### [What this task involves]
Write out every line of the material as it stands, apart from the pictures.

++++++++

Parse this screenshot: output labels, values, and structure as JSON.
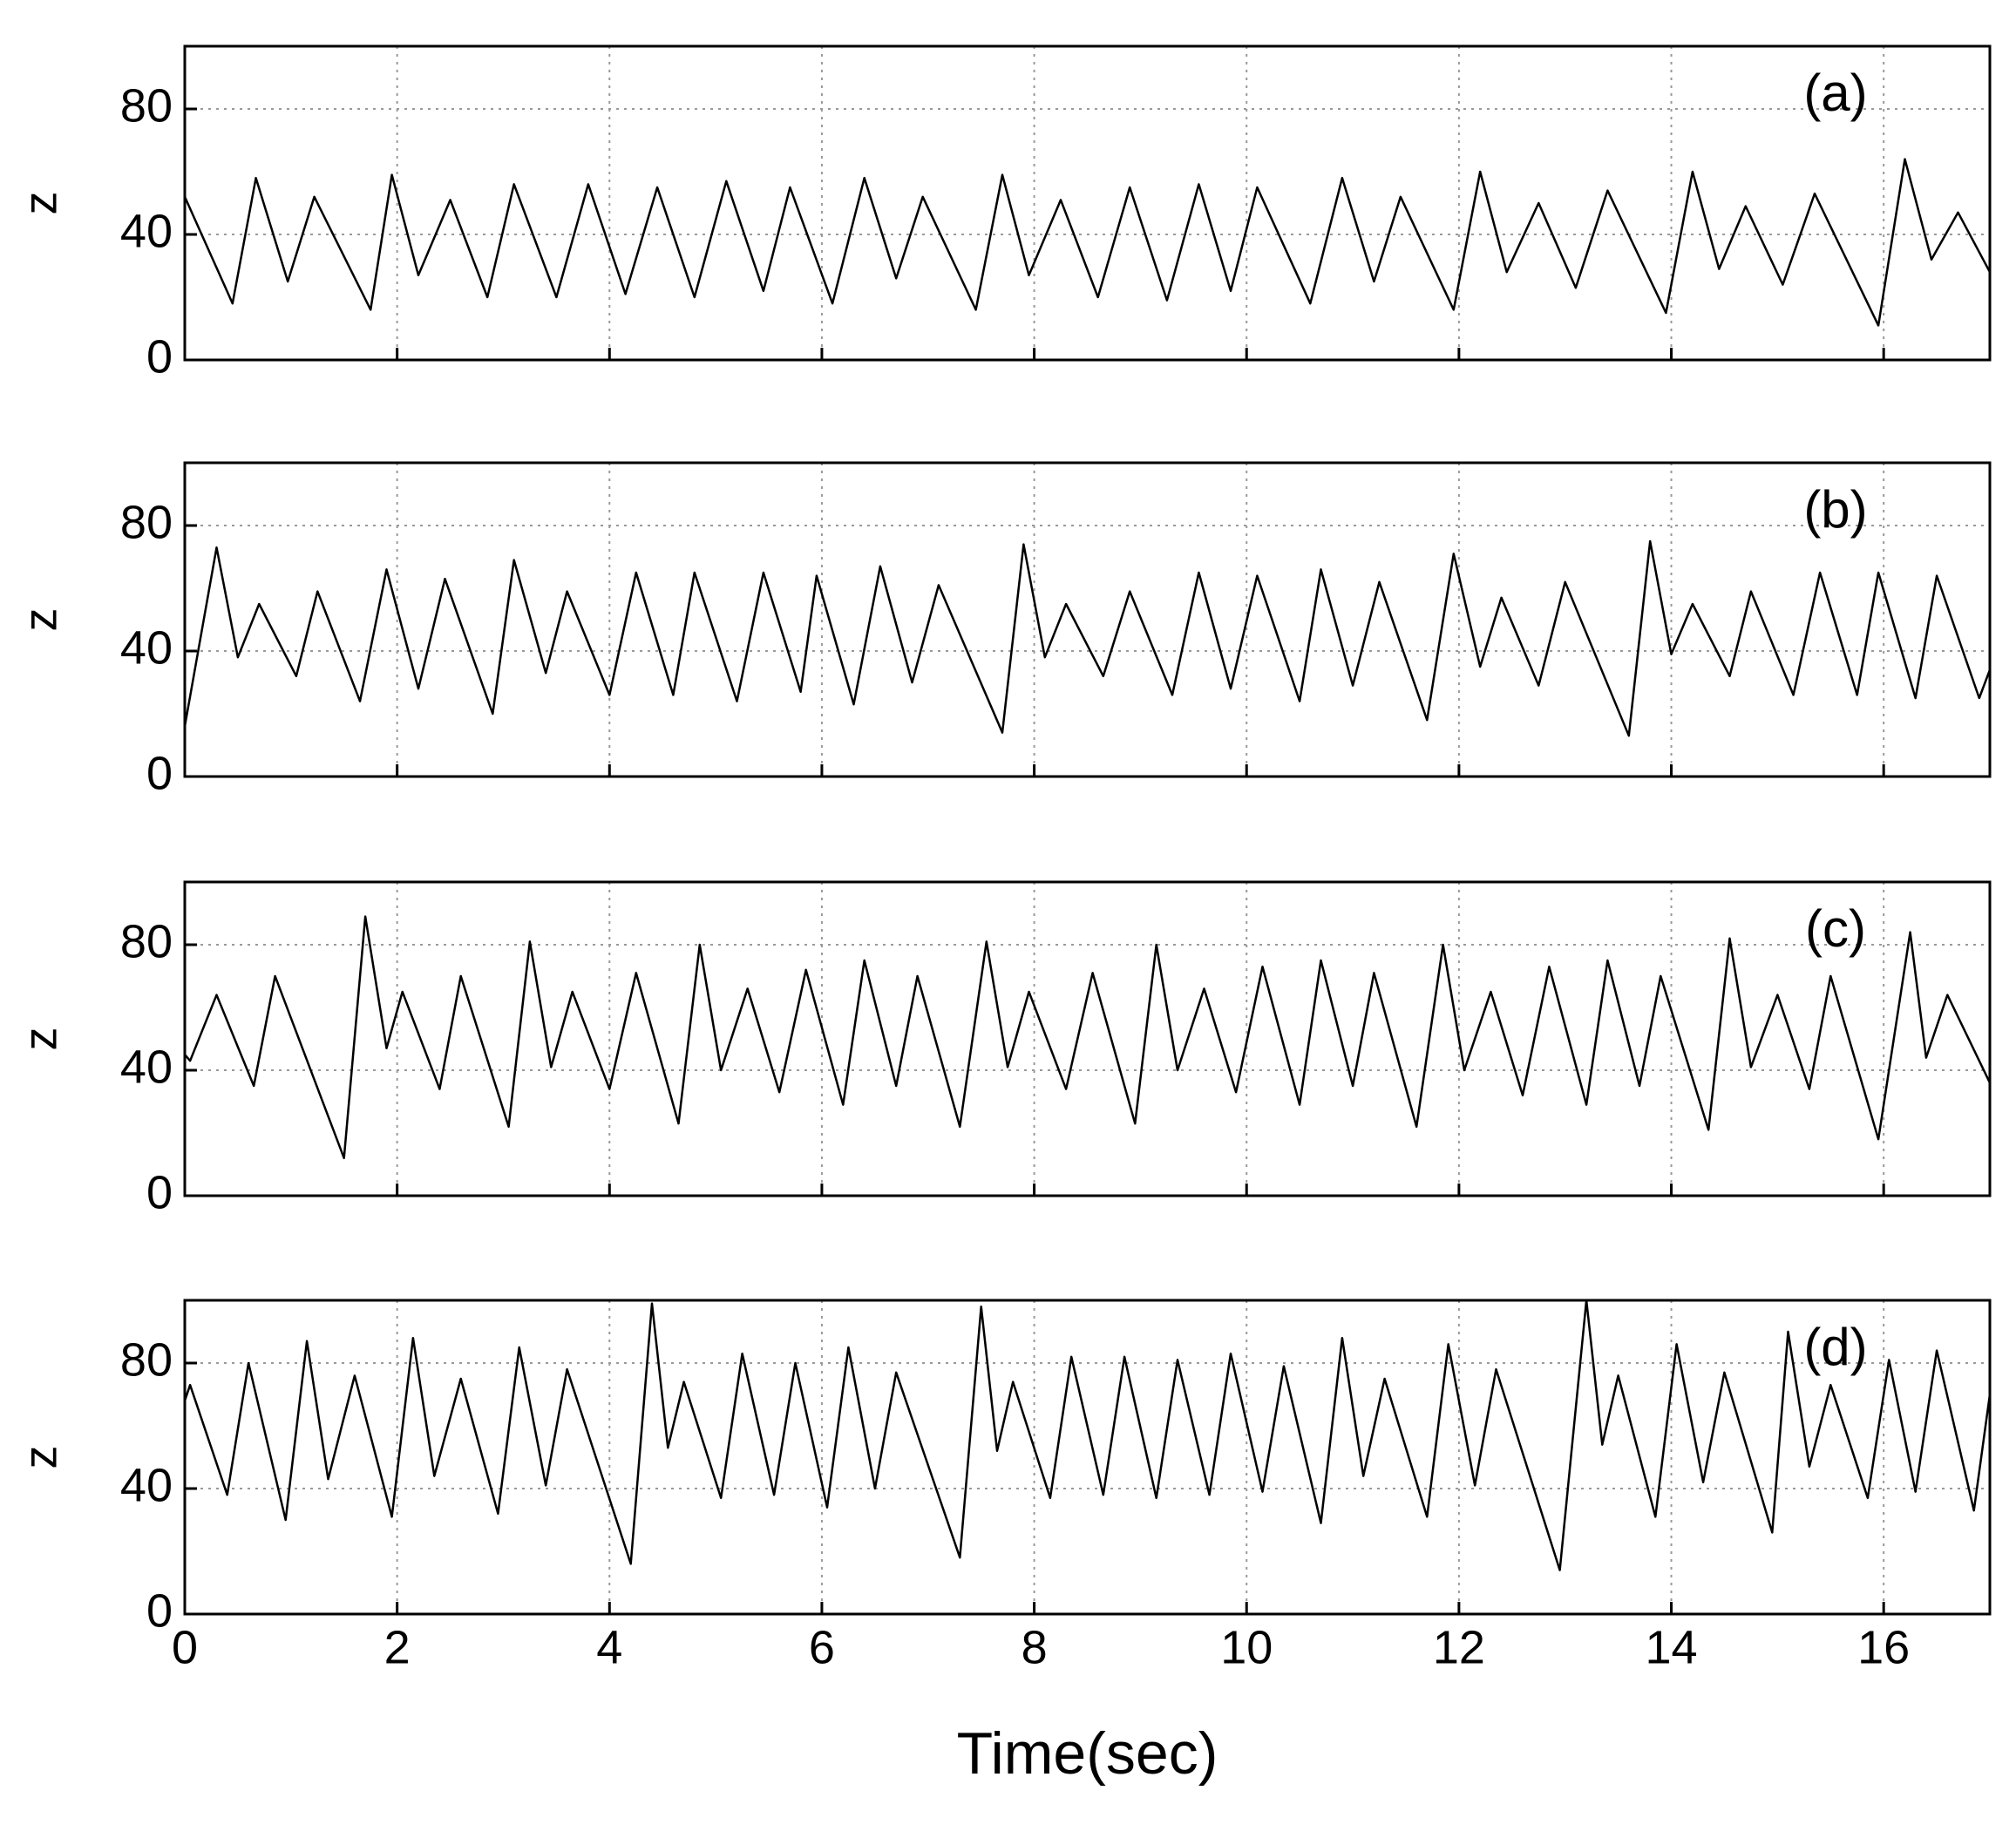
{
  "chart_data": [
    {
      "type": "line",
      "label": "(a)",
      "ylabel": "z",
      "x": [
        0,
        0.45,
        0.67,
        0.97,
        1.22,
        1.75,
        1.95,
        2.2,
        2.5,
        2.85,
        3.1,
        3.5,
        3.8,
        4.15,
        4.45,
        4.8,
        5.1,
        5.45,
        5.7,
        6.1,
        6.4,
        6.7,
        6.95,
        7.45,
        7.7,
        7.95,
        8.25,
        8.6,
        8.9,
        9.25,
        9.55,
        9.85,
        10.1,
        10.6,
        10.9,
        11.2,
        11.45,
        11.95,
        12.2,
        12.45,
        12.75,
        13.1,
        13.4,
        13.95,
        14.2,
        14.45,
        14.7,
        15.05,
        15.35,
        15.95,
        16.2,
        16.45,
        16.7,
        17
      ],
      "series": [
        {
          "color": "#000000",
          "values": [
            52,
            18,
            58,
            25,
            52,
            16,
            59,
            27,
            51,
            20,
            56,
            20,
            56,
            21,
            55,
            20,
            57,
            22,
            55,
            18,
            58,
            26,
            52,
            16,
            59,
            27,
            51,
            20,
            55,
            19,
            56,
            22,
            55,
            18,
            58,
            25,
            52,
            16,
            60,
            28,
            50,
            23,
            54,
            15,
            60,
            29,
            49,
            24,
            53,
            11,
            64,
            32,
            47,
            28
          ]
        }
      ],
      "xlim": [
        0,
        17
      ],
      "ylim": [
        0,
        100
      ],
      "xticks": [
        0,
        2,
        4,
        6,
        8,
        10,
        12,
        14,
        16
      ],
      "yticks": [
        0,
        40,
        80
      ],
      "grid": true
    },
    {
      "type": "line",
      "label": "(b)",
      "ylabel": "z",
      "x": [
        0,
        0.3,
        0.5,
        0.7,
        1.05,
        1.25,
        1.65,
        1.9,
        2.2,
        2.45,
        2.9,
        3.1,
        3.4,
        3.6,
        4.0,
        4.25,
        4.6,
        4.8,
        5.2,
        5.45,
        5.8,
        5.95,
        6.3,
        6.55,
        6.85,
        7.1,
        7.7,
        7.9,
        8.1,
        8.3,
        8.65,
        8.9,
        9.3,
        9.55,
        9.85,
        10.1,
        10.5,
        10.7,
        11.0,
        11.25,
        11.7,
        11.95,
        12.2,
        12.4,
        12.75,
        13.0,
        13.6,
        13.8,
        14.0,
        14.2,
        14.55,
        14.75,
        15.15,
        15.4,
        15.75,
        15.95,
        16.3,
        16.5,
        16.9,
        17
      ],
      "series": [
        {
          "color": "#000000",
          "values": [
            16,
            73,
            38,
            55,
            32,
            59,
            24,
            66,
            28,
            63,
            20,
            69,
            33,
            59,
            26,
            65,
            26,
            65,
            24,
            65,
            27,
            64,
            23,
            67,
            30,
            61,
            14,
            74,
            38,
            55,
            32,
            59,
            26,
            65,
            28,
            64,
            24,
            66,
            29,
            62,
            18,
            71,
            35,
            57,
            29,
            62,
            13,
            75,
            39,
            55,
            32,
            59,
            26,
            65,
            26,
            65,
            25,
            64,
            25,
            34
          ]
        }
      ],
      "xlim": [
        0,
        17
      ],
      "ylim": [
        0,
        100
      ],
      "xticks": [
        0,
        2,
        4,
        6,
        8,
        10,
        12,
        14,
        16
      ],
      "yticks": [
        0,
        40,
        80
      ],
      "grid": true
    },
    {
      "type": "line",
      "label": "(c)",
      "ylabel": "z",
      "x": [
        0,
        0.05,
        0.3,
        0.65,
        0.85,
        1.5,
        1.7,
        1.9,
        2.05,
        2.4,
        2.6,
        3.05,
        3.25,
        3.45,
        3.65,
        4.0,
        4.25,
        4.65,
        4.85,
        5.05,
        5.3,
        5.6,
        5.85,
        6.2,
        6.4,
        6.7,
        6.9,
        7.3,
        7.55,
        7.75,
        7.95,
        8.3,
        8.55,
        8.95,
        9.15,
        9.35,
        9.6,
        9.9,
        10.15,
        10.5,
        10.7,
        11.0,
        11.2,
        11.6,
        11.85,
        12.05,
        12.3,
        12.6,
        12.85,
        13.2,
        13.4,
        13.7,
        13.9,
        14.35,
        14.55,
        14.75,
        15.0,
        15.3,
        15.5,
        15.95,
        16.25,
        16.4,
        16.6,
        17
      ],
      "series": [
        {
          "color": "#000000",
          "values": [
            45,
            43,
            64,
            35,
            70,
            12,
            89,
            47,
            65,
            34,
            70,
            22,
            81,
            41,
            65,
            34,
            71,
            23,
            80,
            40,
            66,
            33,
            72,
            29,
            75,
            35,
            70,
            22,
            81,
            41,
            65,
            34,
            71,
            23,
            80,
            40,
            66,
            33,
            73,
            29,
            75,
            35,
            71,
            22,
            80,
            40,
            65,
            32,
            73,
            29,
            75,
            35,
            70,
            21,
            82,
            41,
            64,
            34,
            70,
            18,
            84,
            44,
            64,
            36
          ]
        }
      ],
      "xlim": [
        0,
        17
      ],
      "ylim": [
        0,
        100
      ],
      "xticks": [
        0,
        2,
        4,
        6,
        8,
        10,
        12,
        14,
        16
      ],
      "yticks": [
        0,
        40,
        80
      ],
      "grid": true
    },
    {
      "type": "line",
      "label": "(d)",
      "ylabel": "z",
      "xlabel": "Time(sec)",
      "x": [
        0,
        0.05,
        0.4,
        0.6,
        0.95,
        1.15,
        1.35,
        1.6,
        1.95,
        2.15,
        2.35,
        2.6,
        2.95,
        3.15,
        3.4,
        3.6,
        4.2,
        4.4,
        4.55,
        4.7,
        5.05,
        5.25,
        5.55,
        5.75,
        6.05,
        6.25,
        6.5,
        6.7,
        7.3,
        7.5,
        7.65,
        7.8,
        8.15,
        8.35,
        8.65,
        8.85,
        9.15,
        9.35,
        9.65,
        9.85,
        10.15,
        10.35,
        10.7,
        10.9,
        11.1,
        11.3,
        11.7,
        11.9,
        12.15,
        12.35,
        12.95,
        13.2,
        13.35,
        13.5,
        13.85,
        14.05,
        14.3,
        14.5,
        14.95,
        15.1,
        15.3,
        15.5,
        15.85,
        16.05,
        16.3,
        16.5,
        16.85,
        17
      ],
      "series": [
        {
          "color": "#000000",
          "values": [
            68,
            73,
            38,
            80,
            30,
            87,
            43,
            76,
            31,
            88,
            44,
            75,
            32,
            85,
            41,
            78,
            16,
            99,
            53,
            74,
            37,
            83,
            38,
            80,
            34,
            85,
            40,
            77,
            18,
            98,
            52,
            74,
            37,
            82,
            38,
            82,
            37,
            81,
            38,
            83,
            39,
            79,
            29,
            88,
            44,
            75,
            31,
            86,
            41,
            78,
            14,
            100,
            54,
            76,
            31,
            86,
            42,
            77,
            26,
            90,
            47,
            73,
            37,
            81,
            39,
            84,
            33,
            70
          ]
        }
      ],
      "xlim": [
        0,
        17
      ],
      "ylim": [
        0,
        100
      ],
      "xticks": [
        0,
        2,
        4,
        6,
        8,
        10,
        12,
        14,
        16
      ],
      "yticks": [
        0,
        40,
        80
      ],
      "grid": true
    }
  ]
}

++++++++

### [Output]
Parse this screenshot: output labels, values, and structure as JSON.
{
  "chart_data": [
    {
      "type": "line",
      "label": "(a)",
      "ylabel": "z",
      "x": [
        0,
        0.45,
        0.67,
        0.97,
        1.22,
        1.75,
        1.95,
        2.2,
        2.5,
        2.85,
        3.1,
        3.5,
        3.8,
        4.15,
        4.45,
        4.8,
        5.1,
        5.45,
        5.7,
        6.1,
        6.4,
        6.7,
        6.95,
        7.45,
        7.7,
        7.95,
        8.25,
        8.6,
        8.9,
        9.25,
        9.55,
        9.85,
        10.1,
        10.6,
        10.9,
        11.2,
        11.45,
        11.95,
        12.2,
        12.45,
        12.75,
        13.1,
        13.4,
        13.95,
        14.2,
        14.45,
        14.7,
        15.05,
        15.35,
        15.95,
        16.2,
        16.45,
        16.7,
        17
      ],
      "series": [
        {
          "color": "#000000",
          "values": [
            52,
            18,
            58,
            25,
            52,
            16,
            59,
            27,
            51,
            20,
            56,
            20,
            56,
            21,
            55,
            20,
            57,
            22,
            55,
            18,
            58,
            26,
            52,
            16,
            59,
            27,
            51,
            20,
            55,
            19,
            56,
            22,
            55,
            18,
            58,
            25,
            52,
            16,
            60,
            28,
            50,
            23,
            54,
            15,
            60,
            29,
            49,
            24,
            53,
            11,
            64,
            32,
            47,
            28
          ]
        }
      ],
      "xlim": [
        0,
        17
      ],
      "ylim": [
        0,
        100
      ],
      "xticks": [
        0,
        2,
        4,
        6,
        8,
        10,
        12,
        14,
        16
      ],
      "yticks": [
        0,
        40,
        80
      ],
      "grid": true
    },
    {
      "type": "line",
      "label": "(b)",
      "ylabel": "z",
      "x": [
        0,
        0.3,
        0.5,
        0.7,
        1.05,
        1.25,
        1.65,
        1.9,
        2.2,
        2.45,
        2.9,
        3.1,
        3.4,
        3.6,
        4.0,
        4.25,
        4.6,
        4.8,
        5.2,
        5.45,
        5.8,
        5.95,
        6.3,
        6.55,
        6.85,
        7.1,
        7.7,
        7.9,
        8.1,
        8.3,
        8.65,
        8.9,
        9.3,
        9.55,
        9.85,
        10.1,
        10.5,
        10.7,
        11.0,
        11.25,
        11.7,
        11.95,
        12.2,
        12.4,
        12.75,
        13.0,
        13.6,
        13.8,
        14.0,
        14.2,
        14.55,
        14.75,
        15.15,
        15.4,
        15.75,
        15.95,
        16.3,
        16.5,
        16.9,
        17
      ],
      "series": [
        {
          "color": "#000000",
          "values": [
            16,
            73,
            38,
            55,
            32,
            59,
            24,
            66,
            28,
            63,
            20,
            69,
            33,
            59,
            26,
            65,
            26,
            65,
            24,
            65,
            27,
            64,
            23,
            67,
            30,
            61,
            14,
            74,
            38,
            55,
            32,
            59,
            26,
            65,
            28,
            64,
            24,
            66,
            29,
            62,
            18,
            71,
            35,
            57,
            29,
            62,
            13,
            75,
            39,
            55,
            32,
            59,
            26,
            65,
            26,
            65,
            25,
            64,
            25,
            34
          ]
        }
      ],
      "xlim": [
        0,
        17
      ],
      "ylim": [
        0,
        100
      ],
      "xticks": [
        0,
        2,
        4,
        6,
        8,
        10,
        12,
        14,
        16
      ],
      "yticks": [
        0,
        40,
        80
      ],
      "grid": true
    },
    {
      "type": "line",
      "label": "(c)",
      "ylabel": "z",
      "x": [
        0,
        0.05,
        0.3,
        0.65,
        0.85,
        1.5,
        1.7,
        1.9,
        2.05,
        2.4,
        2.6,
        3.05,
        3.25,
        3.45,
        3.65,
        4.0,
        4.25,
        4.65,
        4.85,
        5.05,
        5.3,
        5.6,
        5.85,
        6.2,
        6.4,
        6.7,
        6.9,
        7.3,
        7.55,
        7.75,
        7.95,
        8.3,
        8.55,
        8.95,
        9.15,
        9.35,
        9.6,
        9.9,
        10.15,
        10.5,
        10.7,
        11.0,
        11.2,
        11.6,
        11.85,
        12.05,
        12.3,
        12.6,
        12.85,
        13.2,
        13.4,
        13.7,
        13.9,
        14.35,
        14.55,
        14.75,
        15.0,
        15.3,
        15.5,
        15.95,
        16.25,
        16.4,
        16.6,
        17
      ],
      "series": [
        {
          "color": "#000000",
          "values": [
            45,
            43,
            64,
            35,
            70,
            12,
            89,
            47,
            65,
            34,
            70,
            22,
            81,
            41,
            65,
            34,
            71,
            23,
            80,
            40,
            66,
            33,
            72,
            29,
            75,
            35,
            70,
            22,
            81,
            41,
            65,
            34,
            71,
            23,
            80,
            40,
            66,
            33,
            73,
            29,
            75,
            35,
            71,
            22,
            80,
            40,
            65,
            32,
            73,
            29,
            75,
            35,
            70,
            21,
            82,
            41,
            64,
            34,
            70,
            18,
            84,
            44,
            64,
            36
          ]
        }
      ],
      "xlim": [
        0,
        17
      ],
      "ylim": [
        0,
        100
      ],
      "xticks": [
        0,
        2,
        4,
        6,
        8,
        10,
        12,
        14,
        16
      ],
      "yticks": [
        0,
        40,
        80
      ],
      "grid": true
    },
    {
      "type": "line",
      "label": "(d)",
      "ylabel": "z",
      "xlabel": "Time(sec)",
      "x": [
        0,
        0.05,
        0.4,
        0.6,
        0.95,
        1.15,
        1.35,
        1.6,
        1.95,
        2.15,
        2.35,
        2.6,
        2.95,
        3.15,
        3.4,
        3.6,
        4.2,
        4.4,
        4.55,
        4.7,
        5.05,
        5.25,
        5.55,
        5.75,
        6.05,
        6.25,
        6.5,
        6.7,
        7.3,
        7.5,
        7.65,
        7.8,
        8.15,
        8.35,
        8.65,
        8.85,
        9.15,
        9.35,
        9.65,
        9.85,
        10.15,
        10.35,
        10.7,
        10.9,
        11.1,
        11.3,
        11.7,
        11.9,
        12.15,
        12.35,
        12.95,
        13.2,
        13.35,
        13.5,
        13.85,
        14.05,
        14.3,
        14.5,
        14.95,
        15.1,
        15.3,
        15.5,
        15.85,
        16.05,
        16.3,
        16.5,
        16.85,
        17
      ],
      "series": [
        {
          "color": "#000000",
          "values": [
            68,
            73,
            38,
            80,
            30,
            87,
            43,
            76,
            31,
            88,
            44,
            75,
            32,
            85,
            41,
            78,
            16,
            99,
            53,
            74,
            37,
            83,
            38,
            80,
            34,
            85,
            40,
            77,
            18,
            98,
            52,
            74,
            37,
            82,
            38,
            82,
            37,
            81,
            38,
            83,
            39,
            79,
            29,
            88,
            44,
            75,
            31,
            86,
            41,
            78,
            14,
            100,
            54,
            76,
            31,
            86,
            42,
            77,
            26,
            90,
            47,
            73,
            37,
            81,
            39,
            84,
            33,
            70
          ]
        }
      ],
      "xlim": [
        0,
        17
      ],
      "ylim": [
        0,
        100
      ],
      "xticks": [
        0,
        2,
        4,
        6,
        8,
        10,
        12,
        14,
        16
      ],
      "yticks": [
        0,
        40,
        80
      ],
      "grid": true
    }
  ]
}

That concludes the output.